■ Task to carry out:
Go through the entries below. Copy each line in which "chart" appears.

■ Material for this exercise:
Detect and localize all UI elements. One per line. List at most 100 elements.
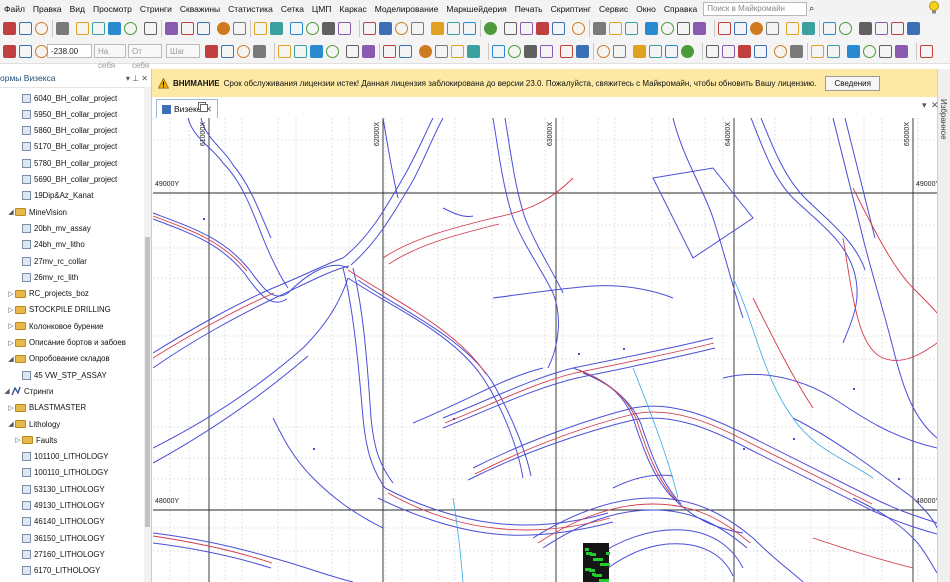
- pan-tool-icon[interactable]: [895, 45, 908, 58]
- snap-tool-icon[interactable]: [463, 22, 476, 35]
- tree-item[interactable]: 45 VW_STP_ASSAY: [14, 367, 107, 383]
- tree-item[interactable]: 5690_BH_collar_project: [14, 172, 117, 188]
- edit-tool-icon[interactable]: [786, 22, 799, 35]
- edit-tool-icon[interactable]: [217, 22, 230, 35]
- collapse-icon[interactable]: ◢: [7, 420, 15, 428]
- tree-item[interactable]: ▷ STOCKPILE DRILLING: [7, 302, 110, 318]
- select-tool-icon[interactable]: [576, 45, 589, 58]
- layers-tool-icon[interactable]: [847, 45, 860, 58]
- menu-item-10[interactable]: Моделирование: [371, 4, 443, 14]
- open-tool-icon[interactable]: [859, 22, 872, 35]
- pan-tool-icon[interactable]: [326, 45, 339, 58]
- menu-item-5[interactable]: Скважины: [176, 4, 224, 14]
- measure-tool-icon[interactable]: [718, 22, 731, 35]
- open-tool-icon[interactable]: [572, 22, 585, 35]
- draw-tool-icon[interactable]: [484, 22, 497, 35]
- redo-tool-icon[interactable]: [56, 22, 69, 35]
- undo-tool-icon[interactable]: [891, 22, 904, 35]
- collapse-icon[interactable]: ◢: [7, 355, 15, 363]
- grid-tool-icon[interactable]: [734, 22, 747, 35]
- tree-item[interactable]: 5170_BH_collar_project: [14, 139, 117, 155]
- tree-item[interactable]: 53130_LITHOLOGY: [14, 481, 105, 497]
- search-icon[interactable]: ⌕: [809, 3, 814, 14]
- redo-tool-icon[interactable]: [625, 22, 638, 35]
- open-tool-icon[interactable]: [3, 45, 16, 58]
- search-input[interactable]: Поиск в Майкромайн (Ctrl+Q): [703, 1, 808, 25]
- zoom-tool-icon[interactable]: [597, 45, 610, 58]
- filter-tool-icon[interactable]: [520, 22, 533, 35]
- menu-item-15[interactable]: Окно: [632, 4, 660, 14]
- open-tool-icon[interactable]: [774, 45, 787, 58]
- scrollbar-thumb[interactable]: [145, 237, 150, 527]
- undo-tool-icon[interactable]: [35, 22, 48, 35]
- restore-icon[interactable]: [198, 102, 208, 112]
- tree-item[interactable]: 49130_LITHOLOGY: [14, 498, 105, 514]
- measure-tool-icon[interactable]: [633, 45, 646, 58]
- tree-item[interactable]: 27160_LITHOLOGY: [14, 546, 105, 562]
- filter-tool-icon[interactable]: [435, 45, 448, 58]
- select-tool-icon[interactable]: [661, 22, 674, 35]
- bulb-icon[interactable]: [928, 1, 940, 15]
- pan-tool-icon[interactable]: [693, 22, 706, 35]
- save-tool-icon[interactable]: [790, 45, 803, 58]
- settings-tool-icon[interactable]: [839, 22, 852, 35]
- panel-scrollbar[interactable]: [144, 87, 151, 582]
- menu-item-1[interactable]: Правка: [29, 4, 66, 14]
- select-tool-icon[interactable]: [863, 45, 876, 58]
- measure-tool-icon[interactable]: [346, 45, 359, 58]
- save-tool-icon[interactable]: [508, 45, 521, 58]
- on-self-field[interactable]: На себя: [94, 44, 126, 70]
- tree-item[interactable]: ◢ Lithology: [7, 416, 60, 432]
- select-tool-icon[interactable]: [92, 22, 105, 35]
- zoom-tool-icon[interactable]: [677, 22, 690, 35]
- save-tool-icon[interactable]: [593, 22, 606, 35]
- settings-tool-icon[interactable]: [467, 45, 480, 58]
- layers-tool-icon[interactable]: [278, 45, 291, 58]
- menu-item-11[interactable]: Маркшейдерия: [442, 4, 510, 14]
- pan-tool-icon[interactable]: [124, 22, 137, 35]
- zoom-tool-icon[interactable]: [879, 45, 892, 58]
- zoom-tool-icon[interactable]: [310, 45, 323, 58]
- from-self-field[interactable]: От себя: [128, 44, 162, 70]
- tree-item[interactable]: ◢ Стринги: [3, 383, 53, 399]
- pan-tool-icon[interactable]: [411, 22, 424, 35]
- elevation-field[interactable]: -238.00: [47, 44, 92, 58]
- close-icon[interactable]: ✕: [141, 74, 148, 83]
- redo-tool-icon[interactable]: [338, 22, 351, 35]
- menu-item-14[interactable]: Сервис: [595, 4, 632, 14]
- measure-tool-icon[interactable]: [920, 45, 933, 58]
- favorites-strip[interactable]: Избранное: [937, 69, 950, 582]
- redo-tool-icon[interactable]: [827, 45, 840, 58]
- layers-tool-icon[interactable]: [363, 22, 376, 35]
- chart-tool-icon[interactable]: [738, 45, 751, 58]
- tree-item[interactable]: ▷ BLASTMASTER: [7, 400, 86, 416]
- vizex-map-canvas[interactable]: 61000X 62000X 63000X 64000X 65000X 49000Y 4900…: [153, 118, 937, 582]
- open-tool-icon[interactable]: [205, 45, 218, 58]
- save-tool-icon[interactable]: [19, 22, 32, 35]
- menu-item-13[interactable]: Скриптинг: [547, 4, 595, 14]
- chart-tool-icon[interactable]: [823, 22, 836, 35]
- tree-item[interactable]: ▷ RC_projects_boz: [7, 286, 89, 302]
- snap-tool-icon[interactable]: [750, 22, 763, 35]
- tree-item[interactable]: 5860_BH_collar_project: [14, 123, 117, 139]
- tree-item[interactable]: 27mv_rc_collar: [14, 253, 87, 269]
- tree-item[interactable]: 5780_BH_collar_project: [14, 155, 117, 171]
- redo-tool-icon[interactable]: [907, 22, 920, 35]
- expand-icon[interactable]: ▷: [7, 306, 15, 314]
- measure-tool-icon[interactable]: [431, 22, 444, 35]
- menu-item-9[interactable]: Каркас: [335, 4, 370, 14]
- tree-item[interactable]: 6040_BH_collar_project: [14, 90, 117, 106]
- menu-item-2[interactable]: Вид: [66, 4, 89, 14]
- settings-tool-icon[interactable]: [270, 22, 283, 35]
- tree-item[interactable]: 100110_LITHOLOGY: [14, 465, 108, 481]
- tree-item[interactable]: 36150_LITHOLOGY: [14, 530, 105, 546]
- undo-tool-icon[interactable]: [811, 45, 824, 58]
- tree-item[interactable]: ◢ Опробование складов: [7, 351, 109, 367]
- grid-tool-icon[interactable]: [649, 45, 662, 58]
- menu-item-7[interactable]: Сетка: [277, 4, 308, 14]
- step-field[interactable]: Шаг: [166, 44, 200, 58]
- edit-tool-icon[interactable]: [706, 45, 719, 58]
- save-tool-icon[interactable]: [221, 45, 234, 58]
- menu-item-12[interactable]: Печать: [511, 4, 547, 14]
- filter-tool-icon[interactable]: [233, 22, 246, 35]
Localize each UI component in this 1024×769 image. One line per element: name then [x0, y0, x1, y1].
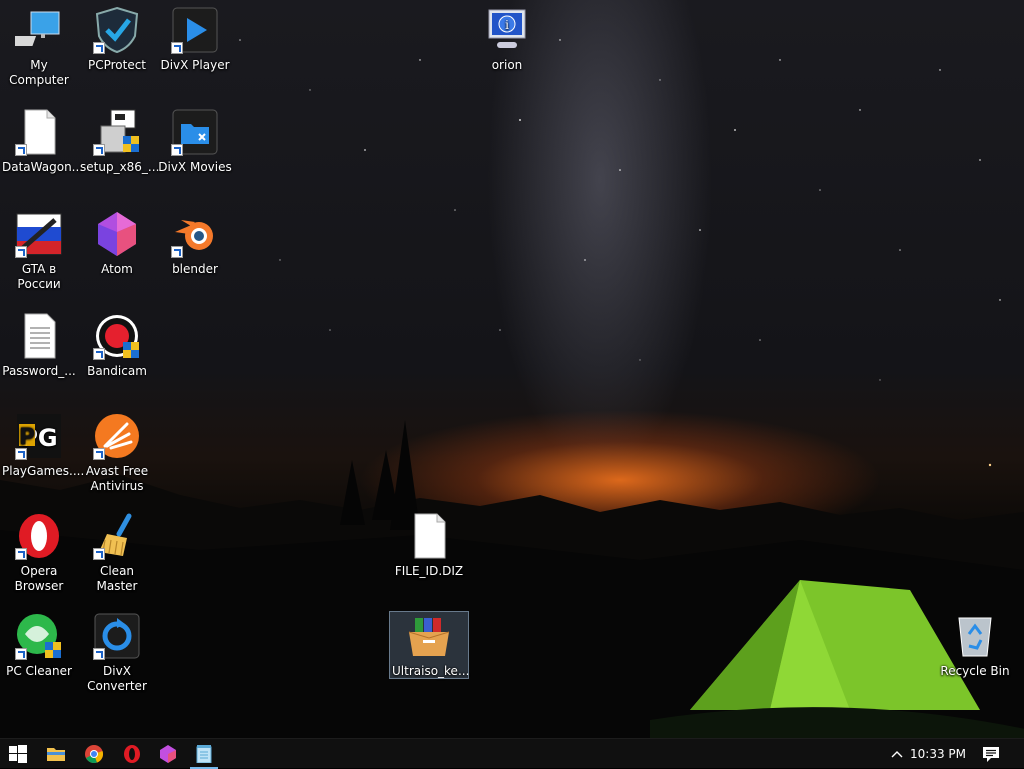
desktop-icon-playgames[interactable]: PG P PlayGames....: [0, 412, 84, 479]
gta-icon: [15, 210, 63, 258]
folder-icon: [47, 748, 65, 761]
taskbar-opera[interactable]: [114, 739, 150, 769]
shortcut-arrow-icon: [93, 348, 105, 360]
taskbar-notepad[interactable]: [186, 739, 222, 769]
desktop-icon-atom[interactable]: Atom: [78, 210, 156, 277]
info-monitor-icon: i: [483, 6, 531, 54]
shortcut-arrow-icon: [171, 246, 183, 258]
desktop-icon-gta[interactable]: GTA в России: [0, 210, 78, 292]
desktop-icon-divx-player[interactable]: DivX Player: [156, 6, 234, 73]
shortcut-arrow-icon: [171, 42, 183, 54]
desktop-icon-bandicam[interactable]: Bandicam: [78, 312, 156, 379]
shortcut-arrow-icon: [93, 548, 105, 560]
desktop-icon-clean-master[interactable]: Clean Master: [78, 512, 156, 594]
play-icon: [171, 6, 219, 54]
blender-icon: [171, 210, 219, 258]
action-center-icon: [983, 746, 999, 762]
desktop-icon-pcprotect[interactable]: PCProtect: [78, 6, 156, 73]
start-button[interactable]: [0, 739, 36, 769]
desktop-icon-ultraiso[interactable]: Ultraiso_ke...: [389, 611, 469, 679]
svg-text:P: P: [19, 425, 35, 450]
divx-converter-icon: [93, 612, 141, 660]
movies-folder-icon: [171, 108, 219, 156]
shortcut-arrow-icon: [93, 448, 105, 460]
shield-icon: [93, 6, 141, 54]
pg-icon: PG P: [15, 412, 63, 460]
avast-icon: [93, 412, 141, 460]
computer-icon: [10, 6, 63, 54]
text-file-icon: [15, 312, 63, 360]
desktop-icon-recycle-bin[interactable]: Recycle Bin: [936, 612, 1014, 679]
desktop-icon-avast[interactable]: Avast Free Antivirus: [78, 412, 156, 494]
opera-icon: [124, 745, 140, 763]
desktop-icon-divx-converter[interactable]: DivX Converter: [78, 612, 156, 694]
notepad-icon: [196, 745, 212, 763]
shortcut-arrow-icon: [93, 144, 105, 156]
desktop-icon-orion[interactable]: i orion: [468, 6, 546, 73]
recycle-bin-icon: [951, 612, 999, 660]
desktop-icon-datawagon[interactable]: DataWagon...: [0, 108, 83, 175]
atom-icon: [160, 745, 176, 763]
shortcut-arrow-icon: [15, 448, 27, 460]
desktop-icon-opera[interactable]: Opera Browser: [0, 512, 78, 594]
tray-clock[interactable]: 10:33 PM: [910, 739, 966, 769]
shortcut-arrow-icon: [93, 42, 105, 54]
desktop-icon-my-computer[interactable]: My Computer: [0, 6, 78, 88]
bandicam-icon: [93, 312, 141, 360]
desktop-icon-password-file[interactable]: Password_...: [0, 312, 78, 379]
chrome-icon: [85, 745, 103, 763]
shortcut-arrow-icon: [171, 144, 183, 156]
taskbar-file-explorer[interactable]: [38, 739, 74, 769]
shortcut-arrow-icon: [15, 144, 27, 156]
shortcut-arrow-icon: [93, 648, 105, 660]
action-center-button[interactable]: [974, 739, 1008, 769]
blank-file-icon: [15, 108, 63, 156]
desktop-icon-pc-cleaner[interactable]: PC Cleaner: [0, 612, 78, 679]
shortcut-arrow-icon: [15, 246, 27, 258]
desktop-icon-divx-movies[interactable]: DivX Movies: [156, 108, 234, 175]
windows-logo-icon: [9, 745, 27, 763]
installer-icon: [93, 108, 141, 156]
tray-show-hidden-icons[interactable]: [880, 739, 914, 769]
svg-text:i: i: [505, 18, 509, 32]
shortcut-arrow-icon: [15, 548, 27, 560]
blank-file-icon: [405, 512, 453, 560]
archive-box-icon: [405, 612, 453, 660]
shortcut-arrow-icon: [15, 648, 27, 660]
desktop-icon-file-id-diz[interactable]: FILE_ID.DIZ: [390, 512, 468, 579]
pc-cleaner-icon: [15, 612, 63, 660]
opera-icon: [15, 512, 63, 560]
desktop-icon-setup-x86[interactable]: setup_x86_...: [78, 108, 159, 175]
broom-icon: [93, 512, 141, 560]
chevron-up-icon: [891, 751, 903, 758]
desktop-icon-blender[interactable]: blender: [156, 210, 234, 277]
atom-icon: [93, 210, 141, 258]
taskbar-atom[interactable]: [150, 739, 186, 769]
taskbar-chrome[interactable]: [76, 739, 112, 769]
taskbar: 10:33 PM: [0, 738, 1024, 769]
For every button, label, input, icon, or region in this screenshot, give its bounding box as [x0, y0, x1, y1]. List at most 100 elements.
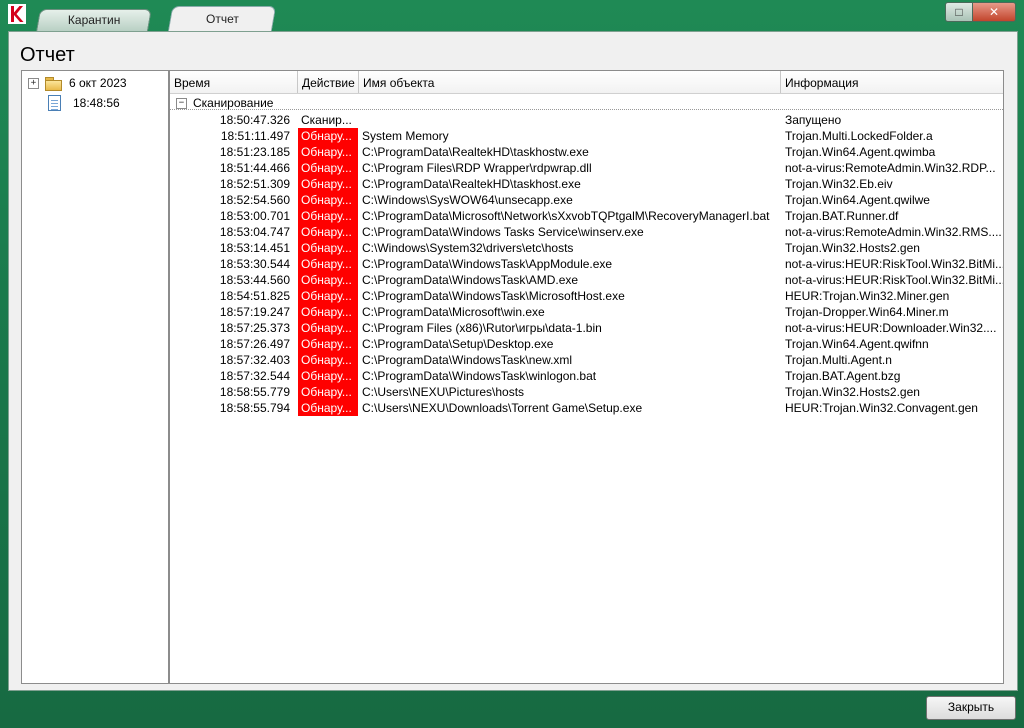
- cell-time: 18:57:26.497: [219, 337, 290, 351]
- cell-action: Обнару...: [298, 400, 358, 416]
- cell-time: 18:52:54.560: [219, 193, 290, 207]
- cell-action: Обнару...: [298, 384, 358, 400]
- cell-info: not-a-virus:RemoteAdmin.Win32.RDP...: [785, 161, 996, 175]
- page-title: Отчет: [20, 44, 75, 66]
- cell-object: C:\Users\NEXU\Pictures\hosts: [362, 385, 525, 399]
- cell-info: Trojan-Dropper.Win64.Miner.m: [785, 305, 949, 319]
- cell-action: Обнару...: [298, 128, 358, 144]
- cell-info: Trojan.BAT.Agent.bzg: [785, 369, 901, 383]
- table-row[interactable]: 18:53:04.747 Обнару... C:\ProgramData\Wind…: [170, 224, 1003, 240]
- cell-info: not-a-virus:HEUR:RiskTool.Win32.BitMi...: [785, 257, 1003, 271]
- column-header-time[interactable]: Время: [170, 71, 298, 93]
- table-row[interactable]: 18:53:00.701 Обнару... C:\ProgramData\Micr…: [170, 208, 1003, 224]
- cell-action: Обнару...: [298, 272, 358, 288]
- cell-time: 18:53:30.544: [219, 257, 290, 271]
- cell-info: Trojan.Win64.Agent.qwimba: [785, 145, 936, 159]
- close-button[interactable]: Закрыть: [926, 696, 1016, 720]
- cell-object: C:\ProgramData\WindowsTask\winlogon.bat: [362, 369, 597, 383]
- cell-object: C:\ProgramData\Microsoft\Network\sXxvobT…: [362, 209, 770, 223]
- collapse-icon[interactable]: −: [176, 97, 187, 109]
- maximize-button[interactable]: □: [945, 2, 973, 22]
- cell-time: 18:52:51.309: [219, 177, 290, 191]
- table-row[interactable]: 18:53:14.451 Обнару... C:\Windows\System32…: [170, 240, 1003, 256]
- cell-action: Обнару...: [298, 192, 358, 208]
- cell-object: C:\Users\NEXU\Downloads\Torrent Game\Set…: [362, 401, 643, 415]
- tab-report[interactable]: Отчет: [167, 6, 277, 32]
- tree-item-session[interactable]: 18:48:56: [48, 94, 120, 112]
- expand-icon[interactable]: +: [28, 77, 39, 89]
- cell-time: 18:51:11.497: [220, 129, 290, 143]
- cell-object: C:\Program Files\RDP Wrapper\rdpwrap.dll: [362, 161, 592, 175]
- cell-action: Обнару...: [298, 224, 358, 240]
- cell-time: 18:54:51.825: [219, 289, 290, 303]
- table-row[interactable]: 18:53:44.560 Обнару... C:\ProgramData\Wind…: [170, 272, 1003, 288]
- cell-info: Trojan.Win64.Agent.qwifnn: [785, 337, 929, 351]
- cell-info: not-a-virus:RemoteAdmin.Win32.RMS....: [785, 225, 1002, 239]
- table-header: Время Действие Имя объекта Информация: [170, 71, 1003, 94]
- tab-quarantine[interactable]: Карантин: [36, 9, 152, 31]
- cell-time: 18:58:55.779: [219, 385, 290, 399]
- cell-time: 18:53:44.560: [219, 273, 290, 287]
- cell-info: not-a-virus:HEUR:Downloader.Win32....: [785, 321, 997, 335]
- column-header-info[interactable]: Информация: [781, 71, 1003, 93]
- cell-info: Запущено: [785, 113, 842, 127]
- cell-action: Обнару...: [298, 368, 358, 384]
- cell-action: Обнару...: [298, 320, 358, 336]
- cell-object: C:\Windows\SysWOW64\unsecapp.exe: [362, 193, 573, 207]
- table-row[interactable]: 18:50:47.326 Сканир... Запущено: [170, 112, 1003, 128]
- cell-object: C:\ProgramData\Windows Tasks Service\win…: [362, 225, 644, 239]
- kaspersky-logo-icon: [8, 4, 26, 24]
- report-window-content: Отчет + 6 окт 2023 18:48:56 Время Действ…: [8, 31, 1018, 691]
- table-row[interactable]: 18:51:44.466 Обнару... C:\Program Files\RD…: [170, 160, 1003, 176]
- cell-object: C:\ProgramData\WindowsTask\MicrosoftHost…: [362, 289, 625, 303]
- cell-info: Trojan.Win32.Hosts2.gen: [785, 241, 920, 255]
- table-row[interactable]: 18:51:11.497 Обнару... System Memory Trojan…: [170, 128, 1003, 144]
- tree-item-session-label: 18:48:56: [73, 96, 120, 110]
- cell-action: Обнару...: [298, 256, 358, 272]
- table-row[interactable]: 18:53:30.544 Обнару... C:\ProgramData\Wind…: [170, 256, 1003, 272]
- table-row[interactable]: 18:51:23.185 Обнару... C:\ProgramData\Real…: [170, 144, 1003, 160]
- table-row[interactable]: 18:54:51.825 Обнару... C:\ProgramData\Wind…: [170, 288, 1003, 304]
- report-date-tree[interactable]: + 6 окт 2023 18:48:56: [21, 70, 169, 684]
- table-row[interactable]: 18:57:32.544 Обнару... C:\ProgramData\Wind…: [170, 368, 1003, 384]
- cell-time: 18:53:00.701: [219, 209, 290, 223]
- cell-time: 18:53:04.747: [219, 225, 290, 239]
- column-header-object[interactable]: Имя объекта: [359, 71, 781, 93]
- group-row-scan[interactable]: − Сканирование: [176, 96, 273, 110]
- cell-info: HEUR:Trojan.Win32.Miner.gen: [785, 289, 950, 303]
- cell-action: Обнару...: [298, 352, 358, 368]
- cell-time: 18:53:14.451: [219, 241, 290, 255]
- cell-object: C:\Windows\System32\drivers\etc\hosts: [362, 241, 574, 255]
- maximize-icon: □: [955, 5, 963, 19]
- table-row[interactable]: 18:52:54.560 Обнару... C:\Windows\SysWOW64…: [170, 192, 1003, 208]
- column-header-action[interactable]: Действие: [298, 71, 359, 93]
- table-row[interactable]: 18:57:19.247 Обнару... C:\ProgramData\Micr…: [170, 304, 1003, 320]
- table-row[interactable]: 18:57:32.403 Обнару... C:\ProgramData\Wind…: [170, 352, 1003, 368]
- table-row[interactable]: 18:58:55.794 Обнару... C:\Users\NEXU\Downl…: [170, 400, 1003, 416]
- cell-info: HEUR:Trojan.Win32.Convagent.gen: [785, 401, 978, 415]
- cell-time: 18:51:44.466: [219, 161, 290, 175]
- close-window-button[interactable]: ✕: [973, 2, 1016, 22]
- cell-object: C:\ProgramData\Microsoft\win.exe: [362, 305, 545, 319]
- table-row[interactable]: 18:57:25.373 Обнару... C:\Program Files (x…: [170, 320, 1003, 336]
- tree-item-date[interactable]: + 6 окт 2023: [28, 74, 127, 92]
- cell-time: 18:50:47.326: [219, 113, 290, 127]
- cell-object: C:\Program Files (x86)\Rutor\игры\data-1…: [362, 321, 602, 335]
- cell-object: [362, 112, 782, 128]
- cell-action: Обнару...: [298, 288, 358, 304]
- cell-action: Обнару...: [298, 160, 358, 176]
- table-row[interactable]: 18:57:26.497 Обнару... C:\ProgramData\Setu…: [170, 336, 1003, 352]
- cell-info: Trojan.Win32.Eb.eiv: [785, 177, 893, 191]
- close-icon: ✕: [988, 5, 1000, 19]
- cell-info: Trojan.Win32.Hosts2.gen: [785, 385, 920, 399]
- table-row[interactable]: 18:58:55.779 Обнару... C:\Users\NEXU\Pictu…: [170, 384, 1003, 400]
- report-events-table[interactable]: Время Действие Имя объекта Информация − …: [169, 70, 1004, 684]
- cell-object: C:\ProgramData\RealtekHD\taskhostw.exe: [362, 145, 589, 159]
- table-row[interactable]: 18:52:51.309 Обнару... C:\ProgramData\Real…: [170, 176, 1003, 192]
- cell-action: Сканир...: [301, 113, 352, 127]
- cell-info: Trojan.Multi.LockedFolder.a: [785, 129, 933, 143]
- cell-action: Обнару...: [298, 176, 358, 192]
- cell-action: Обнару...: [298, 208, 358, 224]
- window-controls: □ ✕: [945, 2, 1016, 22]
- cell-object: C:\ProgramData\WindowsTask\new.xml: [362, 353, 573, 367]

■ Result for this task:
- chart-tool-icon[interactable]: [738, 45, 751, 58]
- chart-tool-icon[interactable]: [823, 22, 836, 35]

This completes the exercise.